** TASK TO CARRY OUT **
Output each line of the material exactly as it stands.

Saved data entries
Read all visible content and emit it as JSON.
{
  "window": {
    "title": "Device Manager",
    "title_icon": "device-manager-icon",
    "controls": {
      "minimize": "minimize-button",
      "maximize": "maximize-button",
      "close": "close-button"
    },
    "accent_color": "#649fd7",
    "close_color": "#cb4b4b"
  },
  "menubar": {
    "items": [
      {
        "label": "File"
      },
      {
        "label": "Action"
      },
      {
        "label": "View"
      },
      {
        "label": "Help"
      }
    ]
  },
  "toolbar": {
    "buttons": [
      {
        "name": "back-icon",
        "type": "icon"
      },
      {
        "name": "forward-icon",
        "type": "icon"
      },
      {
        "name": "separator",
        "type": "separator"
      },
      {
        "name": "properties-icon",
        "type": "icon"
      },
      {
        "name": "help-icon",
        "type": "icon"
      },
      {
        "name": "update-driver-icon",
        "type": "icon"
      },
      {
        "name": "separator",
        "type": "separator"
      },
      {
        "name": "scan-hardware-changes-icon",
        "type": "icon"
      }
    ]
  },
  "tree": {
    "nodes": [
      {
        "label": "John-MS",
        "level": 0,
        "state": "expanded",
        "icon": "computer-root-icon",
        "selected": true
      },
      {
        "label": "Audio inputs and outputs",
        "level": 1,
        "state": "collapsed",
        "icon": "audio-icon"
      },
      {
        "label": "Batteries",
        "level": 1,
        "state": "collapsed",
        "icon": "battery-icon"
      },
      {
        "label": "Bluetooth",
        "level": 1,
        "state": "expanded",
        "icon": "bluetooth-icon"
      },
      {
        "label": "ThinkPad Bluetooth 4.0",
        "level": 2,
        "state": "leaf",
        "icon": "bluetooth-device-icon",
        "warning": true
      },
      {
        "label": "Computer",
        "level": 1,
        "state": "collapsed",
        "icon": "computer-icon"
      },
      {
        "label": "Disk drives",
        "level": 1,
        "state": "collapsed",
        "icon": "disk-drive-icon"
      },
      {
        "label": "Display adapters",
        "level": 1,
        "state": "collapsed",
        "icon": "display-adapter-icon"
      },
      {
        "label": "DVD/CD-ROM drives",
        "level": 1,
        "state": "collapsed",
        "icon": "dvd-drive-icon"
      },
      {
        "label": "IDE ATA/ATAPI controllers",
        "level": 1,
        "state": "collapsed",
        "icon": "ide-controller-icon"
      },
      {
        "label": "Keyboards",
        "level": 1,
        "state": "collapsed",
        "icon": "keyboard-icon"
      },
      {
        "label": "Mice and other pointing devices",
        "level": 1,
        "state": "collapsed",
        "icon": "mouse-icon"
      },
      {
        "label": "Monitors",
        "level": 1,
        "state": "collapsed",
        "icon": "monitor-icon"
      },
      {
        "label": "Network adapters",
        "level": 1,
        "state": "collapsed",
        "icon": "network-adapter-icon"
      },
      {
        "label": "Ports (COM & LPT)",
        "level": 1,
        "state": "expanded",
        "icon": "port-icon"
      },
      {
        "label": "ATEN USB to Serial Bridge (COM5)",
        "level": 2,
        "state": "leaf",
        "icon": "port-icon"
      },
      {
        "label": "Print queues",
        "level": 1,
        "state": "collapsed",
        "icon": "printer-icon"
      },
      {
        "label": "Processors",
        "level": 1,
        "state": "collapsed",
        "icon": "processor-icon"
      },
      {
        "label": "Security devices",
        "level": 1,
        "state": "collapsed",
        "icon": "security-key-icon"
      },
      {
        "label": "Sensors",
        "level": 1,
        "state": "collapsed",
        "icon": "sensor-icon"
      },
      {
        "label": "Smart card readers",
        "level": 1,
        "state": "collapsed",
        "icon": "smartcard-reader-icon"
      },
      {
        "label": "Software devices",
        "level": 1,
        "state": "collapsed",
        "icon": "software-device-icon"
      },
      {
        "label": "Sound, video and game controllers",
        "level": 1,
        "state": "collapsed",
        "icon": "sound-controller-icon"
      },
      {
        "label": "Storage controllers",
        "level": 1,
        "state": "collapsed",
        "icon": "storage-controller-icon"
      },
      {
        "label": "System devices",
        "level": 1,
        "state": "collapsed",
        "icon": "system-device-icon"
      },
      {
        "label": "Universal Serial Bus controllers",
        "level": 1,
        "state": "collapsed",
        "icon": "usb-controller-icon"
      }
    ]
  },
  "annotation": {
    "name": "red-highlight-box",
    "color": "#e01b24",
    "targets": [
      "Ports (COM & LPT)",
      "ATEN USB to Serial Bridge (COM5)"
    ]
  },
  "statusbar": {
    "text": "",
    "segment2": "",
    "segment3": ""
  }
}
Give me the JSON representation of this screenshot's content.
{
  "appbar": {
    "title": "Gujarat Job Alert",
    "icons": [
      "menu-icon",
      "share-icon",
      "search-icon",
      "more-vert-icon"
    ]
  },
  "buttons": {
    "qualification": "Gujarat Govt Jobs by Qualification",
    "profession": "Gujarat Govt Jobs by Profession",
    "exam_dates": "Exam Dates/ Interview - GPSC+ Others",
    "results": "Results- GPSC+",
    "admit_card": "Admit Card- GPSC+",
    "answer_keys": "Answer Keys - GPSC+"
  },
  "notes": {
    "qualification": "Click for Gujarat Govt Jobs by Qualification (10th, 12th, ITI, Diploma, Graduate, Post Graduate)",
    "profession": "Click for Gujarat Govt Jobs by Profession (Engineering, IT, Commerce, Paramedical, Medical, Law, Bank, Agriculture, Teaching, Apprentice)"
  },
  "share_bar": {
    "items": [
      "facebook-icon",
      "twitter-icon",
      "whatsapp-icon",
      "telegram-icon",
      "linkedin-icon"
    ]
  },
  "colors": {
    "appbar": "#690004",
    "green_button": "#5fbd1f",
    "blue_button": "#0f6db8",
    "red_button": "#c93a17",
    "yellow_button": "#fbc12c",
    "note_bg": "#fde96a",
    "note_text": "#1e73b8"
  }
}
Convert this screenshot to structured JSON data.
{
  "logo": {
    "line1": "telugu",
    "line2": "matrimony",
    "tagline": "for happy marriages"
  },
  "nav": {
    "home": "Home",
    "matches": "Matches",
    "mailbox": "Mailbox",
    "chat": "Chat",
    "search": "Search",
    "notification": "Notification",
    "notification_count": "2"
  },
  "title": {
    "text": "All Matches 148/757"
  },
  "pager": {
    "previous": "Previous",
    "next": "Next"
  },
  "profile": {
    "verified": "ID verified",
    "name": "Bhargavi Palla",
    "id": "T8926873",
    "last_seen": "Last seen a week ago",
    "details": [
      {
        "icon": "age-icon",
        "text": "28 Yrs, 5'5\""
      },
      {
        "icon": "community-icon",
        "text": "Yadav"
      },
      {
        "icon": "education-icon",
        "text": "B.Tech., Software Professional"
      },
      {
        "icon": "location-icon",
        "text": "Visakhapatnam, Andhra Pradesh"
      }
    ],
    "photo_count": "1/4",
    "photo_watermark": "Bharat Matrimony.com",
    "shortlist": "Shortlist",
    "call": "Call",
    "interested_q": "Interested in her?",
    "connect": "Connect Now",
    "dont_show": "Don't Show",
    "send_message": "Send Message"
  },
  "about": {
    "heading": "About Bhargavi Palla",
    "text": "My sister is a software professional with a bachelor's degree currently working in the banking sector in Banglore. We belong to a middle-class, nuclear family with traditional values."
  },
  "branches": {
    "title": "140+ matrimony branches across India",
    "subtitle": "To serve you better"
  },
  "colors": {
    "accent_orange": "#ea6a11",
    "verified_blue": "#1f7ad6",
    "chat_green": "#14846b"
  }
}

** EXERCISE OUTPUT **
Read all visible content and emit it as JSON.
{
  "window": {
    "title": "Device Manager",
    "title_icon": "device-manager-icon",
    "controls": {
      "minimize": "minimize-button",
      "maximize": "maximize-button",
      "close": "close-button"
    },
    "accent_color": "#649fd7",
    "close_color": "#cb4b4b"
  },
  "menubar": {
    "items": [
      {
        "label": "File"
      },
      {
        "label": "Action"
      },
      {
        "label": "View"
      },
      {
        "label": "Help"
      }
    ]
  },
  "toolbar": {
    "buttons": [
      {
        "name": "back-icon",
        "type": "icon"
      },
      {
        "name": "forward-icon",
        "type": "icon"
      },
      {
        "name": "separator",
        "type": "separator"
      },
      {
        "name": "properties-icon",
        "type": "icon"
      },
      {
        "name": "help-icon",
        "type": "icon"
      },
      {
        "name": "update-driver-icon",
        "type": "icon"
      },
      {
        "name": "separator",
        "type": "separator"
      },
      {
        "name": "scan-hardware-changes-icon",
        "type": "icon"
      }
    ]
  },
  "tree": {
    "nodes": [
      {
        "label": "John-MS",
        "level": 0,
        "state": "expanded",
        "icon": "computer-root-icon",
        "selected": true
      },
      {
        "label": "Audio inputs and outputs",
        "level": 1,
        "state": "collapsed",
        "icon": "audio-icon"
      },
      {
        "label": "Batteries",
        "level": 1,
        "state": "collapsed",
        "icon": "battery-icon"
      },
      {
        "label": "Bluetooth",
        "level": 1,
        "state": "expanded",
        "icon": "bluetooth-icon"
      },
      {
        "label": "ThinkPad Bluetooth 4.0",
        "level": 2,
        "state": "leaf",
        "icon": "bluetooth-device-icon",
        "warning": true
      },
      {
        "label": "Computer",
        "level": 1,
        "state": "collapsed",
        "icon": "computer-icon"
      },
      {
        "label": "Disk drives",
        "level": 1,
        "state": "collapsed",
        "icon": "disk-drive-icon"
      },
      {
        "label": "Display adapters",
        "level": 1,
        "state": "collapsed",
        "icon": "display-adapter-icon"
      },
      {
        "label": "DVD/CD-ROM drives",
        "level": 1,
        "state": "collapsed",
        "icon": "dvd-drive-icon"
      },
      {
        "label": "IDE ATA/ATAPI controllers",
        "level": 1,
        "state": "collapsed",
        "icon": "ide-controller-icon"
      },
      {
        "label": "Keyboards",
        "level": 1,
        "state": "collapsed",
        "icon": "keyboard-icon"
      },
      {
        "label": "Mice and other pointing devices",
        "level": 1,
        "state": "collapsed",
        "icon": "mouse-icon"
      },
      {
        "label": "Monitors",
        "level": 1,
        "state": "collapsed",
        "icon": "monitor-icon"
      },
      {
        "label": "Network adapters",
        "level": 1,
        "state": "collapsed",
        "icon": "network-adapter-icon"
      },
      {
        "label": "Ports (COM & LPT)",
        "level": 1,
        "state": "expanded",
        "icon": "port-icon"
      },
      {
        "label": "ATEN USB to Serial Bridge (COM5)",
        "level": 2,
        "state": "leaf",
        "icon": "port-icon"
      },
      {
        "label": "Print queues",
        "level": 1,
        "state": "collapsed",
        "icon": "printer-icon"
      },
      {
        "label": "Processors",
        "level": 1,
        "state": "collapsed",
        "icon": "processor-icon"
      },
      {
        "label": "Security devices",
        "level": 1,
        "state": "collapsed",
        "icon": "security-key-icon"
      },
      {
        "label": "Sensors",
        "level": 1,
        "state": "collapsed",
        "icon": "sensor-icon"
      },
      {
        "label": "Smart card readers",
        "level": 1,
        "state": "collapsed",
        "icon": "smartcard-reader-icon"
      },
      {
        "label": "Software devices",
        "level": 1,
        "state": "collapsed",
        "icon": "software-device-icon"
      },
      {
        "label": "Sound, video and game controllers",
        "level": 1,
        "state": "collapsed",
        "icon": "sound-controller-icon"
      },
      {
        "label": "Storage controllers",
        "level": 1,
        "state": "collapsed",
        "icon": "storage-controller-icon"
      },
      {
        "label": "System devices",
        "level": 1,
        "state": "collapsed",
        "icon": "system-device-icon"
      },
      {
        "label": "Universal Serial Bus controllers",
        "level": 1,
        "state": "collapsed",
        "icon": "usb-controller-icon"
      }
    ]
  },
  "annotation": {
    "name": "red-highlight-box",
    "color": "#e01b24",
    "targets": [
      "Ports (COM & LPT)",
      "ATEN USB to Serial Bridge (COM5)"
    ]
  },
  "statusbar": {
    "text": "",
    "segment2": "",
    "segment3": ""
  }
}
Give me the JSON representation of this screenshot's content.
{
  "appbar": {
    "title": "Gujarat Job Alert",
    "icons": [
      "menu-icon",
      "share-icon",
      "search-icon",
      "more-vert-icon"
    ]
  },
  "buttons": {
    "qualification": "Gujarat Govt Jobs by Qualification",
    "profession": "Gujarat Govt Jobs by Profession",
    "exam_dates": "Exam Dates/ Interview - GPSC+ Others",
    "results": "Results- GPSC+",
    "admit_card": "Admit Card- GPSC+",
    "answer_keys": "Answer Keys - GPSC+"
  },
  "notes": {
    "qualification": "Click for Gujarat Govt Jobs by Qualification (10th, 12th, ITI, Diploma, Graduate, Post Graduate)",
    "profession": "Click for Gujarat Govt Jobs by Profession (Engineering, IT, Commerce, Paramedical, Medical, Law, Bank, Agriculture, Teaching, Apprentice)"
  },
  "share_bar": {
    "items": [
      "facebook-icon",
      "twitter-icon",
      "whatsapp-icon",
      "telegram-icon",
      "linkedin-icon"
    ]
  },
  "colors": {
    "appbar": "#690004",
    "green_button": "#5fbd1f",
    "blue_button": "#0f6db8",
    "red_button": "#c93a17",
    "yellow_button": "#fbc12c",
    "note_bg": "#fde96a",
    "note_text": "#1e73b8"
  }
}
Convert this screenshot to structured JSON data.
{
  "logo": {
    "line1": "telugu",
    "line2": "matrimony",
    "tagline": "for happy marriages"
  },
  "nav": {
    "home": "Home",
    "matches": "Matches",
    "mailbox": "Mailbox",
    "chat": "Chat",
    "search": "Search",
    "notification": "Notification",
    "notification_count": "2"
  },
  "title": {
    "text": "All Matches 148/757"
  },
  "pager": {
    "previous": "Previous",
    "next": "Next"
  },
  "profile": {
    "verified": "ID verified",
    "name": "Bhargavi Palla",
    "id": "T8926873",
    "last_seen": "Last seen a week ago",
    "details": [
      {
        "icon": "age-icon",
        "text": "28 Yrs, 5'5\""
      },
      {
        "icon": "community-icon",
        "text": "Yadav"
      },
      {
        "icon": "education-icon",
        "text": "B.Tech., Software Professional"
      },
      {
        "icon": "location-icon",
        "text": "Visakhapatnam, Andhra Pradesh"
      }
    ],
    "photo_count": "1/4",
    "photo_watermark": "Bharat Matrimony.com",
    "shortlist": "Shortlist",
    "call": "Call",
    "interested_q": "Interested in her?",
    "connect": "Connect Now",
    "dont_show": "Don't Show",
    "send_message": "Send Message"
  },
  "about": {
    "heading": "About Bhargavi Palla",
    "text": "My sister is a software professional with a bachelor's degree currently working in the banking sector in Banglore. We belong to a middle-class, nuclear family with traditional values."
  },
  "branches": {
    "title": "140+ matrimony branches across India",
    "subtitle": "To serve you better"
  },
  "colors": {
    "accent_orange": "#ea6a11",
    "verified_blue": "#1f7ad6",
    "chat_green": "#14846b"
  }
}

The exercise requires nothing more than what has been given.